Aim - Your answer should be only a number: how many lines include the word "true".

Data records
··········

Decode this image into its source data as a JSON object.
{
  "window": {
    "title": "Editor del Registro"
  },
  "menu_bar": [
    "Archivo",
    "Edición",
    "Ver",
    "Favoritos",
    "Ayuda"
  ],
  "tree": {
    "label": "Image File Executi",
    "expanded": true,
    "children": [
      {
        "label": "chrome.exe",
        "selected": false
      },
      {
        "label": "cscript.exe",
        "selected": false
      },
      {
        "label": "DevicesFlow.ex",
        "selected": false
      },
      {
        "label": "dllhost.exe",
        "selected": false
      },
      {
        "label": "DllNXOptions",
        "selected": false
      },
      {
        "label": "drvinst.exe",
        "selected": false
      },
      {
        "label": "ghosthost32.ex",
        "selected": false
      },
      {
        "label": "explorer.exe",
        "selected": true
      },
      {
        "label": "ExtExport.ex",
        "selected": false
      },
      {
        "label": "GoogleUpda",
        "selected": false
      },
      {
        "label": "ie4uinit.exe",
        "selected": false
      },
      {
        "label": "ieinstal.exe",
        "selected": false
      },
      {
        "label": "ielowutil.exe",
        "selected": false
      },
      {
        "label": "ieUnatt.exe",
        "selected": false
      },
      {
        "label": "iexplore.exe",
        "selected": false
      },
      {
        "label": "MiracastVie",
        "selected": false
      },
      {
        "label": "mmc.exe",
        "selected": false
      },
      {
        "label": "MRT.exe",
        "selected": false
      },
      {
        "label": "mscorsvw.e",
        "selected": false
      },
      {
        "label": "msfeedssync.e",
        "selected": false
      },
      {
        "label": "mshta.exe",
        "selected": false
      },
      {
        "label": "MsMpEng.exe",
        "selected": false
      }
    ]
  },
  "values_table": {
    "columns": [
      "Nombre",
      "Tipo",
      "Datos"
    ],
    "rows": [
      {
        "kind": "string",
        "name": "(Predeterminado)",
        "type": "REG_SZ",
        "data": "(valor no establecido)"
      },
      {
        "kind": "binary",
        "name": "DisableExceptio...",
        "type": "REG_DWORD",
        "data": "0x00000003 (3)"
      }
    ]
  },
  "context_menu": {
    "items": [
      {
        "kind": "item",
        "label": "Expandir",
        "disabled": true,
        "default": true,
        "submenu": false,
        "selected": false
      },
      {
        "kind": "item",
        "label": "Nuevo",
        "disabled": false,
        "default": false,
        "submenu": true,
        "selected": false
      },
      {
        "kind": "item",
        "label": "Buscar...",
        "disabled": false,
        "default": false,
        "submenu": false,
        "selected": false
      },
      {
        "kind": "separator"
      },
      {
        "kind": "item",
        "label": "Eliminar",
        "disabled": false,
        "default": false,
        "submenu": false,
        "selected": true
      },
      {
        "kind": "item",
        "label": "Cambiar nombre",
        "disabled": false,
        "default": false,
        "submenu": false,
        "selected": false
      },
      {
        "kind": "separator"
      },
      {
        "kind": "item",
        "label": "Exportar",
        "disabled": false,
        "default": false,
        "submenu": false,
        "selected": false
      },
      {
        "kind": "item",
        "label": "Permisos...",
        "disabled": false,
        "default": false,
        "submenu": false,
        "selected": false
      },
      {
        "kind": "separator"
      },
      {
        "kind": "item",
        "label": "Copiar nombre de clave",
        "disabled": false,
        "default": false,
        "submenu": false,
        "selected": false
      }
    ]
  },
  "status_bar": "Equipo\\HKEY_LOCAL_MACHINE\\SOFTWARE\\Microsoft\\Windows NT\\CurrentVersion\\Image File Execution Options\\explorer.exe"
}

··········

The answer - 6